═══ Records for processing

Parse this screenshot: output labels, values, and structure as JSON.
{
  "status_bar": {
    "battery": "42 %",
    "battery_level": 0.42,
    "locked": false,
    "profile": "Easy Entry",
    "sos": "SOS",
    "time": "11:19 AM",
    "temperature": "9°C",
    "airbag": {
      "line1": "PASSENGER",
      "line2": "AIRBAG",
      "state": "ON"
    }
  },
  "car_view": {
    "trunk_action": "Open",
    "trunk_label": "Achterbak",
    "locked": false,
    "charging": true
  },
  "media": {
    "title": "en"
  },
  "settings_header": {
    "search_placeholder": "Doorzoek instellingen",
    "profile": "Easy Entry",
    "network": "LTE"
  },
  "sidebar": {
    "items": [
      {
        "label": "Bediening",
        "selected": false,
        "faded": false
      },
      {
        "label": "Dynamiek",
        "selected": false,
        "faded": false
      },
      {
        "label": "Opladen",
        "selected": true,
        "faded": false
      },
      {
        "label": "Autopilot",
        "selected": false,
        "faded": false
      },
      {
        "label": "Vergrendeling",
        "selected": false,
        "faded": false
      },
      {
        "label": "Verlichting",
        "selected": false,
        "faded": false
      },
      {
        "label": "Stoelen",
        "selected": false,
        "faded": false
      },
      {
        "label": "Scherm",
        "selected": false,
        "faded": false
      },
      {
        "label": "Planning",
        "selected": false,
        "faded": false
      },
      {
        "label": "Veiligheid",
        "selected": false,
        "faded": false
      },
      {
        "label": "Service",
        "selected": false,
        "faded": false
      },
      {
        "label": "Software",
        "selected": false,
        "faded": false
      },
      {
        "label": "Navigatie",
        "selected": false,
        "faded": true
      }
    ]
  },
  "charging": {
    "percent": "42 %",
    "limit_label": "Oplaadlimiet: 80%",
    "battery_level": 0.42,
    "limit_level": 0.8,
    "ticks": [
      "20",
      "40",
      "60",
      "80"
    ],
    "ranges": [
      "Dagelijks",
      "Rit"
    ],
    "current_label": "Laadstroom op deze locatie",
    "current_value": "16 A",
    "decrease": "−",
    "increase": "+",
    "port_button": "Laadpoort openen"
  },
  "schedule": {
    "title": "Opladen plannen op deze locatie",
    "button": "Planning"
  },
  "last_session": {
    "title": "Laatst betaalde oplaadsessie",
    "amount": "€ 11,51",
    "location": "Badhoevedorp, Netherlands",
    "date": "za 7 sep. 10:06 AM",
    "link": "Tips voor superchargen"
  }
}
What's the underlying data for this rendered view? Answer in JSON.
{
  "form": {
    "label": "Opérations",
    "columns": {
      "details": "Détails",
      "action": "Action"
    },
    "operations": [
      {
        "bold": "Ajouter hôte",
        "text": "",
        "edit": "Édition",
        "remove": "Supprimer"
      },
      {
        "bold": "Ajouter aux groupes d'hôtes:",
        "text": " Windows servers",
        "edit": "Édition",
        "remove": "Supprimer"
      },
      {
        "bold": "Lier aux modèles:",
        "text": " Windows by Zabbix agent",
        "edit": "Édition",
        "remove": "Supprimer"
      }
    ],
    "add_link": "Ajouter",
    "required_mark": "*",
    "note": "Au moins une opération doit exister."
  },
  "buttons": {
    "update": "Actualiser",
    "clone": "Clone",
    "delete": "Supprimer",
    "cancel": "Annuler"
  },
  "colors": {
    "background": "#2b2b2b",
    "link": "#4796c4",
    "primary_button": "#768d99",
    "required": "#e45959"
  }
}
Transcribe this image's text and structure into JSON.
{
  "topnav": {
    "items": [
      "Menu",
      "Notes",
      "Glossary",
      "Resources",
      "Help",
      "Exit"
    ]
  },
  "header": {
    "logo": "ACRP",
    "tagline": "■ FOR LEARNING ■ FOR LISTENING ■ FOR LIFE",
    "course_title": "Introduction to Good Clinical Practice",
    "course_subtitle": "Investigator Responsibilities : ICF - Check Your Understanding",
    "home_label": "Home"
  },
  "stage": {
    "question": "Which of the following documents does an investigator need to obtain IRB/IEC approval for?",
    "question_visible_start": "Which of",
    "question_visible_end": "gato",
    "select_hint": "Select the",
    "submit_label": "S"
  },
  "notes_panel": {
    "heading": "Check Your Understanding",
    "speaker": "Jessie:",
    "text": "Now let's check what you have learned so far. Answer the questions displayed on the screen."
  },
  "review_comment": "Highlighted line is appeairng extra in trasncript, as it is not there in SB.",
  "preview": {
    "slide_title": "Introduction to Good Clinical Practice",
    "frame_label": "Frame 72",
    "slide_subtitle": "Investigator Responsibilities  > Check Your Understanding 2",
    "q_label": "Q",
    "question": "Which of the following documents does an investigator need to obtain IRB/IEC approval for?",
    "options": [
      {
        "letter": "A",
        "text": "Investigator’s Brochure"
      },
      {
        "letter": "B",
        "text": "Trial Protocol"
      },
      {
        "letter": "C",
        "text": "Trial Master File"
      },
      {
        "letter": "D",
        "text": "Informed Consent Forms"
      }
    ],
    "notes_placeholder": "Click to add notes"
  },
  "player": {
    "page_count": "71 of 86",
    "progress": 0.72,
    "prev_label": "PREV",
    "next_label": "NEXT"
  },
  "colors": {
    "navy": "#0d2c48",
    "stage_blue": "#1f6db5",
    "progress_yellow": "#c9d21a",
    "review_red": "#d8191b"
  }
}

══════

▶ What is being asked
Reproduce every record, matching each line exactly.

▶ Solution for this exercise
Parse this screenshot: output labels, values, and structure as JSON.
{
  "status_bar": {
    "battery": "42 %",
    "battery_level": 0.42,
    "locked": false,
    "profile": "Easy Entry",
    "sos": "SOS",
    "time": "11:19 AM",
    "temperature": "9°C",
    "airbag": {
      "line1": "PASSENGER",
      "line2": "AIRBAG",
      "state": "ON"
    }
  },
  "car_view": {
    "trunk_action": "Open",
    "trunk_label": "Achterbak",
    "locked": false,
    "charging": true
  },
  "media": {
    "title": "en"
  },
  "settings_header": {
    "search_placeholder": "Doorzoek instellingen",
    "profile": "Easy Entry",
    "network": "LTE"
  },
  "sidebar": {
    "items": [
      {
        "label": "Bediening",
        "selected": false,
        "faded": false
      },
      {
        "label": "Dynamiek",
        "selected": false,
        "faded": false
      },
      {
        "label": "Opladen",
        "selected": true,
        "faded": false
      },
      {
        "label": "Autopilot",
        "selected": false,
        "faded": false
      },
      {
        "label": "Vergrendeling",
        "selected": false,
        "faded": false
      },
      {
        "label": "Verlichting",
        "selected": false,
        "faded": false
      },
      {
        "label": "Stoelen",
        "selected": false,
        "faded": false
      },
      {
        "label": "Scherm",
        "selected": false,
        "faded": false
      },
      {
        "label": "Planning",
        "selected": false,
        "faded": false
      },
      {
        "label": "Veiligheid",
        "selected": false,
        "faded": false
      },
      {
        "label": "Service",
        "selected": false,
        "faded": false
      },
      {
        "label": "Software",
        "selected": false,
        "faded": false
      },
      {
        "label": "Navigatie",
        "selected": false,
        "faded": true
      }
    ]
  },
  "charging": {
    "percent": "42 %",
    "limit_label": "Oplaadlimiet: 80%",
    "battery_level": 0.42,
    "limit_level": 0.8,
    "ticks": [
      "20",
      "40",
      "60",
      "80"
    ],
    "ranges": [
      "Dagelijks",
      "Rit"
    ],
    "current_label": "Laadstroom op deze locatie",
    "current_value": "16 A",
    "decrease": "−",
    "increase": "+",
    "port_button": "Laadpoort openen"
  },
  "schedule": {
    "title": "Opladen plannen op deze locatie",
    "button": "Planning"
  },
  "last_session": {
    "title": "Laatst betaalde oplaadsessie",
    "amount": "€ 11,51",
    "location": "Badhoevedorp, Netherlands",
    "date": "za 7 sep. 10:06 AM",
    "link": "Tips voor superchargen"
  }
}
What's the underlying data for this rendered view? Answer in JSON.
{
  "form": {
    "label": "Opérations",
    "columns": {
      "details": "Détails",
      "action": "Action"
    },
    "operations": [
      {
        "bold": "Ajouter hôte",
        "text": "",
        "edit": "Édition",
        "remove": "Supprimer"
      },
      {
        "bold": "Ajouter aux groupes d'hôtes:",
        "text": " Windows servers",
        "edit": "Édition",
        "remove": "Supprimer"
      },
      {
        "bold": "Lier aux modèles:",
        "text": " Windows by Zabbix agent",
        "edit": "Édition",
        "remove": "Supprimer"
      }
    ],
    "add_link": "Ajouter",
    "required_mark": "*",
    "note": "Au moins une opération doit exister."
  },
  "buttons": {
    "update": "Actualiser",
    "clone": "Clone",
    "delete": "Supprimer",
    "cancel": "Annuler"
  },
  "colors": {
    "background": "#2b2b2b",
    "link": "#4796c4",
    "primary_button": "#768d99",
    "required": "#e45959"
  }
}
Transcribe this image's text and structure into JSON.
{
  "topnav": {
    "items": [
      "Menu",
      "Notes",
      "Glossary",
      "Resources",
      "Help",
      "Exit"
    ]
  },
  "header": {
    "logo": "ACRP",
    "tagline": "■ FOR LEARNING ■ FOR LISTENING ■ FOR LIFE",
    "course_title": "Introduction to Good Clinical Practice",
    "course_subtitle": "Investigator Responsibilities : ICF - Check Your Understanding",
    "home_label": "Home"
  },
  "stage": {
    "question": "Which of the following documents does an investigator need to obtain IRB/IEC approval for?",
    "question_visible_start": "Which of",
    "question_visible_end": "gato",
    "select_hint": "Select the",
    "submit_label": "S"
  },
  "notes_panel": {
    "heading": "Check Your Understanding",
    "speaker": "Jessie:",
    "text": "Now let's check what you have learned so far. Answer the questions displayed on the screen."
  },
  "review_comment": "Highlighted line is appeairng extra in trasncript, as it is not there in SB.",
  "preview": {
    "slide_title": "Introduction to Good Clinical Practice",
    "frame_label": "Frame 72",
    "slide_subtitle": "Investigator Responsibilities  > Check Your Understanding 2",
    "q_label": "Q",
    "question": "Which of the following documents does an investigator need to obtain IRB/IEC approval for?",
    "options": [
      {
        "letter": "A",
        "text": "Investigator’s Brochure"
      },
      {
        "letter": "B",
        "text": "Trial Protocol"
      },
      {
        "letter": "C",
        "text": "Trial Master File"
      },
      {
        "letter": "D",
        "text": "Informed Consent Forms"
      }
    ],
    "notes_placeholder": "Click to add notes"
  },
  "player": {
    "page_count": "71 of 86",
    "progress": 0.72,
    "prev_label": "PREV",
    "next_label": "NEXT"
  },
  "colors": {
    "navy": "#0d2c48",
    "stage_blue": "#1f6db5",
    "progress_yellow": "#c9d21a",
    "review_red": "#d8191b"
  }
}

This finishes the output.